> _What is asked_: From the entries below, please gather each line containing the string "ботанических".

%%

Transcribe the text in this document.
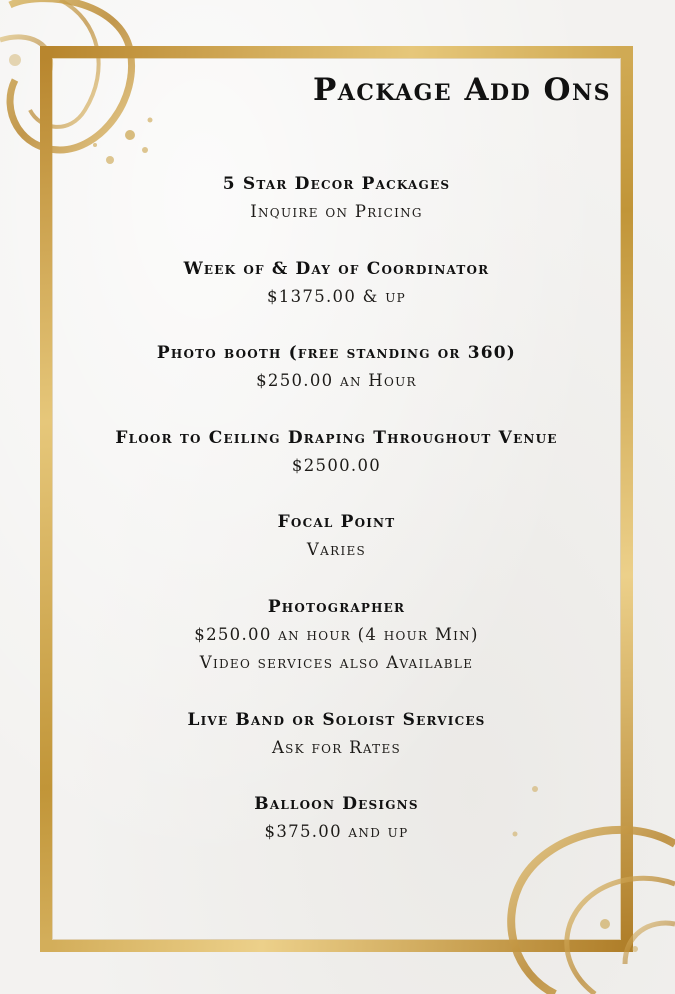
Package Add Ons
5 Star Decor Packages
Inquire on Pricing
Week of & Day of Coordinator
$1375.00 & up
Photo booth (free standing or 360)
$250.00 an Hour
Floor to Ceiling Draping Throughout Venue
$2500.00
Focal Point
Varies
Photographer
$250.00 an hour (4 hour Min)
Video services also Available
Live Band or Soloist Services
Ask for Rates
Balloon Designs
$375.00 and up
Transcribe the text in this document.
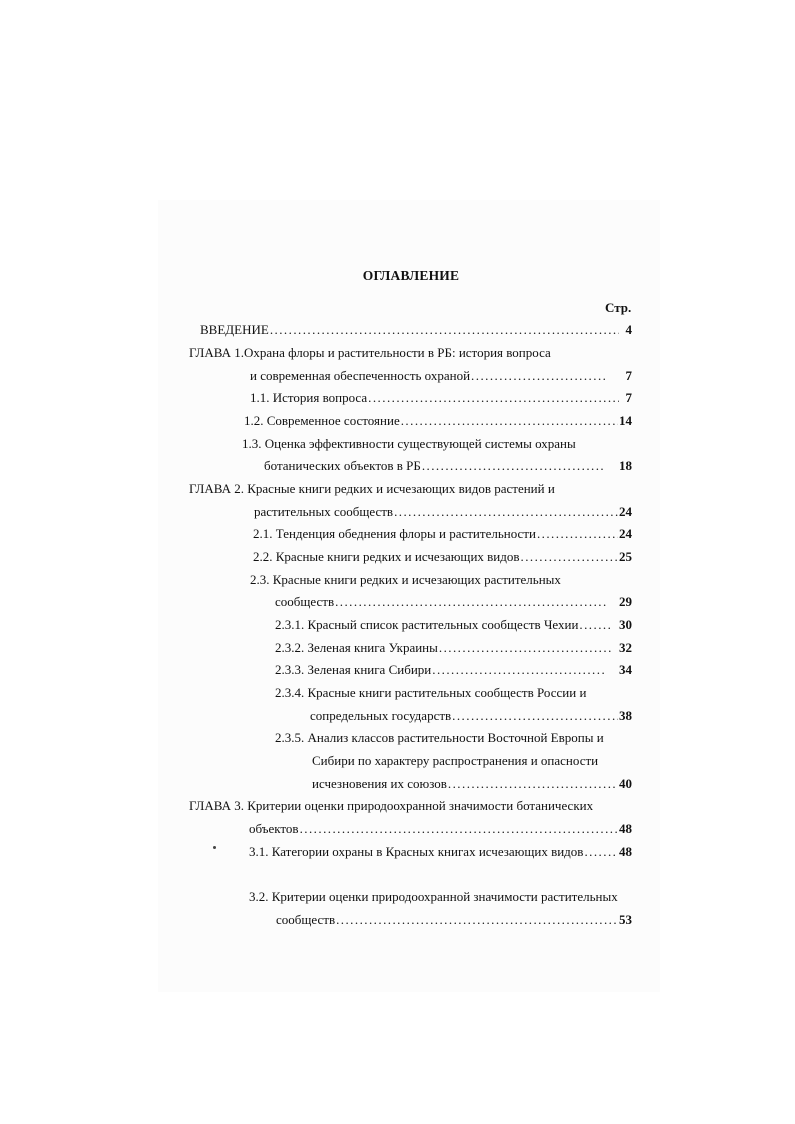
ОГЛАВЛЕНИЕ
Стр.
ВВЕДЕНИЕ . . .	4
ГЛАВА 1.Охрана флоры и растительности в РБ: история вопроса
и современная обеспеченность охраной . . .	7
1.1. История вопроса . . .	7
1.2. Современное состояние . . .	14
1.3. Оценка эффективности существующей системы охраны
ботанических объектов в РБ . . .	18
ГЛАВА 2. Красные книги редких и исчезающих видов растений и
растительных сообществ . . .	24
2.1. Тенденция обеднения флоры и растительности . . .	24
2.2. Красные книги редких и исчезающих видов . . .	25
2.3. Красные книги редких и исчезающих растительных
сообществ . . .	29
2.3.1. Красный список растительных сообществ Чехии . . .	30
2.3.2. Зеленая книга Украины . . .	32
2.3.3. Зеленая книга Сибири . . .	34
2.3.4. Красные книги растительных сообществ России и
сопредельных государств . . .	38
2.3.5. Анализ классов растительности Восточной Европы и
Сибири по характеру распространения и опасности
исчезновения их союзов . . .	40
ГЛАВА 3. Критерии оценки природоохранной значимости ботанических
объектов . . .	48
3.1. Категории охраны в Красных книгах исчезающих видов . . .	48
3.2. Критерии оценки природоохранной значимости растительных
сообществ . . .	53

%%

> _Answer_:
ботанических объектов в РБ . . .	18
ГЛАВА 3. Критерии оценки природоохранной значимости ботанических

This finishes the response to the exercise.